◆ Task instructions:
In the data that follows, count each line holding the string "this"; answer with the number only.

[Figure record listings]
## begin

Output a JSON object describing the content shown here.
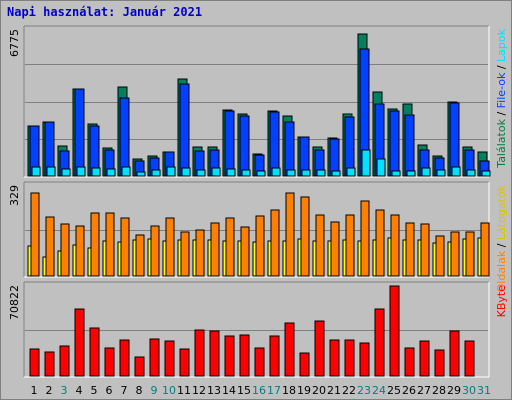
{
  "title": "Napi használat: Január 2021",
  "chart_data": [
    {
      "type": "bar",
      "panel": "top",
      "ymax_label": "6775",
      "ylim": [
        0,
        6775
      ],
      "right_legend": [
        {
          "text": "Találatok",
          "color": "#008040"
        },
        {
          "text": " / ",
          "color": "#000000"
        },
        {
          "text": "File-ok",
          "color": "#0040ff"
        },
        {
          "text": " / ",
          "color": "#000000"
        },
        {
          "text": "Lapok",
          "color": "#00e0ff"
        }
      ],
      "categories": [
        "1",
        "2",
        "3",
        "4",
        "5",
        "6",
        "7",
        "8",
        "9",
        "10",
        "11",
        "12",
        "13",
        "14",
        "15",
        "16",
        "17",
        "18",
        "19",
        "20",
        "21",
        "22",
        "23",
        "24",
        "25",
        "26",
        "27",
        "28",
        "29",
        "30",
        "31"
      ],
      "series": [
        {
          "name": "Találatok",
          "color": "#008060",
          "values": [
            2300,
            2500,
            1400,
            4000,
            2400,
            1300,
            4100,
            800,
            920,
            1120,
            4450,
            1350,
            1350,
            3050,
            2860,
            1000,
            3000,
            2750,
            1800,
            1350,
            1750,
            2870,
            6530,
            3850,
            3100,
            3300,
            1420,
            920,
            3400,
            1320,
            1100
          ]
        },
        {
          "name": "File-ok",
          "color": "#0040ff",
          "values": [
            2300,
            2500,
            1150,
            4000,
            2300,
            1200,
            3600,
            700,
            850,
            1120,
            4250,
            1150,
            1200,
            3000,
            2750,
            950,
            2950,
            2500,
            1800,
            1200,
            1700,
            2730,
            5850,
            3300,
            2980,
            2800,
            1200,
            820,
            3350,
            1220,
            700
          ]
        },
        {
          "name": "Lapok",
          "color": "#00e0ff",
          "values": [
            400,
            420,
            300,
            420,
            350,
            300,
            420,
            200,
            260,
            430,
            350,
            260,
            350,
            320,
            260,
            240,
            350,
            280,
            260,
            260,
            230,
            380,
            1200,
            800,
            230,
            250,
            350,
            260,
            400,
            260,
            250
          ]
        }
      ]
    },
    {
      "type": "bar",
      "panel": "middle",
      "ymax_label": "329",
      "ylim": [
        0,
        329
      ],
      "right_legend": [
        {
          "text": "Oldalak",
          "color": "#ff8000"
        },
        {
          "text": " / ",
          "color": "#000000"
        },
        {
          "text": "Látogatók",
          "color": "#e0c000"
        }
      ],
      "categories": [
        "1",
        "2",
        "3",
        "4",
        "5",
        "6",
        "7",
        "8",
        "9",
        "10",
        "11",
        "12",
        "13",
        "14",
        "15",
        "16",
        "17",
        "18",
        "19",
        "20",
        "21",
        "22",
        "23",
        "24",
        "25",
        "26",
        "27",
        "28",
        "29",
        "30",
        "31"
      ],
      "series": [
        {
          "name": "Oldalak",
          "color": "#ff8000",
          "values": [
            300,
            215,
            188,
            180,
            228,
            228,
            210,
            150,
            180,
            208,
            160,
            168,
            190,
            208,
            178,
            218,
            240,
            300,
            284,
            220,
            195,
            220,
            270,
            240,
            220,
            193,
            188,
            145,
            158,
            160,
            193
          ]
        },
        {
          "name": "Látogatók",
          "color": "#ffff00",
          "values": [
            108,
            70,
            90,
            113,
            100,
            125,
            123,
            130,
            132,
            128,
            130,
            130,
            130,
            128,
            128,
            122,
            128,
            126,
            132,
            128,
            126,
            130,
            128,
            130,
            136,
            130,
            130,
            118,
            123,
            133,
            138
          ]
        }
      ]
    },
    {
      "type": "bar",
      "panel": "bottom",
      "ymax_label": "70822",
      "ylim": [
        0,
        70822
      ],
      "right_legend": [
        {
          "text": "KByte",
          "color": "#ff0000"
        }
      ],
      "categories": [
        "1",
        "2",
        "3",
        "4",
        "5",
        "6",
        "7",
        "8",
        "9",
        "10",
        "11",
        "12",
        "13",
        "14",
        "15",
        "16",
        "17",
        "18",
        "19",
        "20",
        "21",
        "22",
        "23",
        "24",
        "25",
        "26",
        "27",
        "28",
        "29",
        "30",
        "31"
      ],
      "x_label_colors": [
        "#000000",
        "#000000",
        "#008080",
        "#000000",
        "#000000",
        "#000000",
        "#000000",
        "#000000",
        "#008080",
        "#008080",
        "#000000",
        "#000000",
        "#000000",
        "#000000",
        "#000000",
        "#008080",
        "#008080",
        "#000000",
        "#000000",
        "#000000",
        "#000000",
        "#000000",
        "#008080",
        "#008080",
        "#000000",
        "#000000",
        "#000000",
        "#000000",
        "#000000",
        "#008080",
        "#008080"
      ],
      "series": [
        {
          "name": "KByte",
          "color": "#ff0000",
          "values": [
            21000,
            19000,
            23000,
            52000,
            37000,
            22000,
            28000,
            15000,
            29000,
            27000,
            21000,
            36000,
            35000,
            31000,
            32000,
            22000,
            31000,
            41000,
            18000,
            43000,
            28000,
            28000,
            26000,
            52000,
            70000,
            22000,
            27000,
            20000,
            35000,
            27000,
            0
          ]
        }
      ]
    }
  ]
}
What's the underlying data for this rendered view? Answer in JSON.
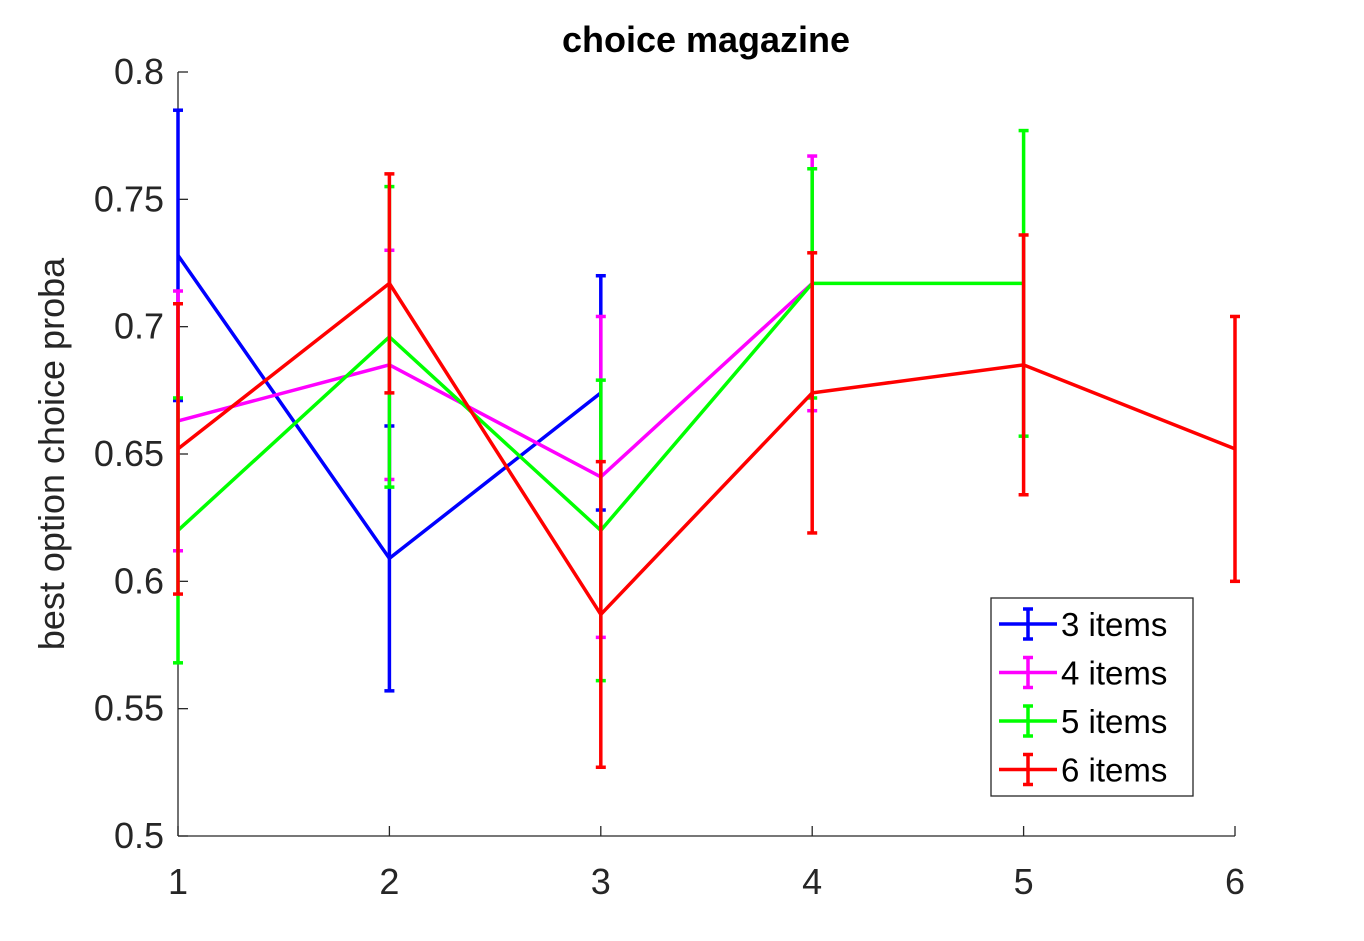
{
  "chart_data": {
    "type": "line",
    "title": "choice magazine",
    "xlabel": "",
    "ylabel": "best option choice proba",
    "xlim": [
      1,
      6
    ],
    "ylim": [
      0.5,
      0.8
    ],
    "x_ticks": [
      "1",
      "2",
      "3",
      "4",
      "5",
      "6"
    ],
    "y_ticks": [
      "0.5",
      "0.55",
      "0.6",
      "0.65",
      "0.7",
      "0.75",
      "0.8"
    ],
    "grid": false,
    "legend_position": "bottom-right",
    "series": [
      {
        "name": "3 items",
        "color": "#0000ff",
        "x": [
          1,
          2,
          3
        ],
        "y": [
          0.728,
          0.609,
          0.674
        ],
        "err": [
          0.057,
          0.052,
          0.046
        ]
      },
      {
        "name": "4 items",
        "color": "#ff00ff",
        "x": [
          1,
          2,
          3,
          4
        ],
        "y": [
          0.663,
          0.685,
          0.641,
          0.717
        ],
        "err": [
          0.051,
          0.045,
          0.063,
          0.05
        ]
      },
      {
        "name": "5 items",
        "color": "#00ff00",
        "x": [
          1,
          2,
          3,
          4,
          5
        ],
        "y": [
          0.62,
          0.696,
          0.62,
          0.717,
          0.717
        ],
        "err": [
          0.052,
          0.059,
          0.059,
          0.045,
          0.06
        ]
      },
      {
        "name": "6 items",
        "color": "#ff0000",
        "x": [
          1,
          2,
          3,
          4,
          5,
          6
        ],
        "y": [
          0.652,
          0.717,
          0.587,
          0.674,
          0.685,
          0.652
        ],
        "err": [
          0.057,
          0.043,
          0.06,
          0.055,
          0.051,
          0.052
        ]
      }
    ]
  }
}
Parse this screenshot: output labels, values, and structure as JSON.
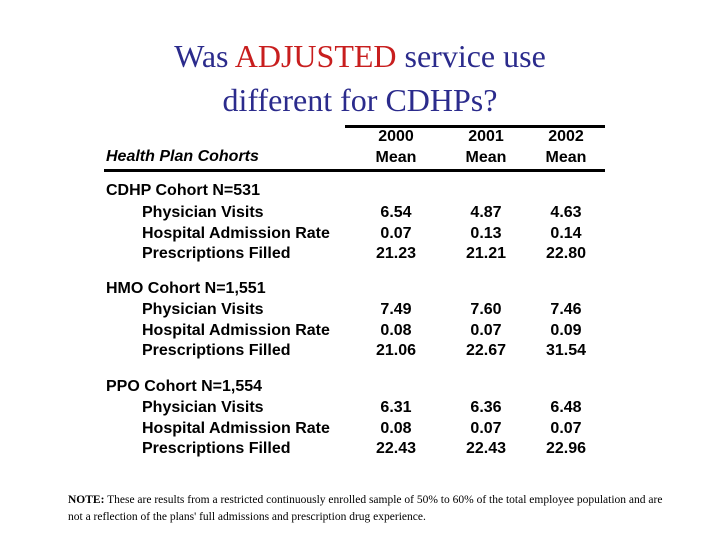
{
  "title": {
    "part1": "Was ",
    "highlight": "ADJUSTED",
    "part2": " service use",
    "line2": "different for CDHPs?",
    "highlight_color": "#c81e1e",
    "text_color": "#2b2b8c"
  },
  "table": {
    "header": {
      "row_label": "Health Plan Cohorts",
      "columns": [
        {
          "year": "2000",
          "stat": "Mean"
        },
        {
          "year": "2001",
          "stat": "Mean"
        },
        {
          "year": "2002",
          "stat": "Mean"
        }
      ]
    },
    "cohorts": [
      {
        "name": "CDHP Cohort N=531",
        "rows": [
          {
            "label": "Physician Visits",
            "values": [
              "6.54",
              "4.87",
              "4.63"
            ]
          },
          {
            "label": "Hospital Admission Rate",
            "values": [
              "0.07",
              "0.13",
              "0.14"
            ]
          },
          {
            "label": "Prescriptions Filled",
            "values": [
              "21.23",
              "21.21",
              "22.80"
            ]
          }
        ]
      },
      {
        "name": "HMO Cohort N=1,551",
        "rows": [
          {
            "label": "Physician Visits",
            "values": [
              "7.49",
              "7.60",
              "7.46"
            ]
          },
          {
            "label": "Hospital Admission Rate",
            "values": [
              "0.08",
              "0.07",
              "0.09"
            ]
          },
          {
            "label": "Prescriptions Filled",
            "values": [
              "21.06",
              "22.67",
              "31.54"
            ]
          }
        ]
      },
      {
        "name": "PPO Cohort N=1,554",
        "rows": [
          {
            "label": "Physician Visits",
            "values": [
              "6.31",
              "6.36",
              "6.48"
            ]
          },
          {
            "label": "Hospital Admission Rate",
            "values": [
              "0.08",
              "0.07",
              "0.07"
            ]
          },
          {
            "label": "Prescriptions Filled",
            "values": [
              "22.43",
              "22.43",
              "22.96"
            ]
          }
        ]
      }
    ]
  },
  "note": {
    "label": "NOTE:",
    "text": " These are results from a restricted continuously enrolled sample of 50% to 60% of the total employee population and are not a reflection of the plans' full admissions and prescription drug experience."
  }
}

## end

◆ Task result:
2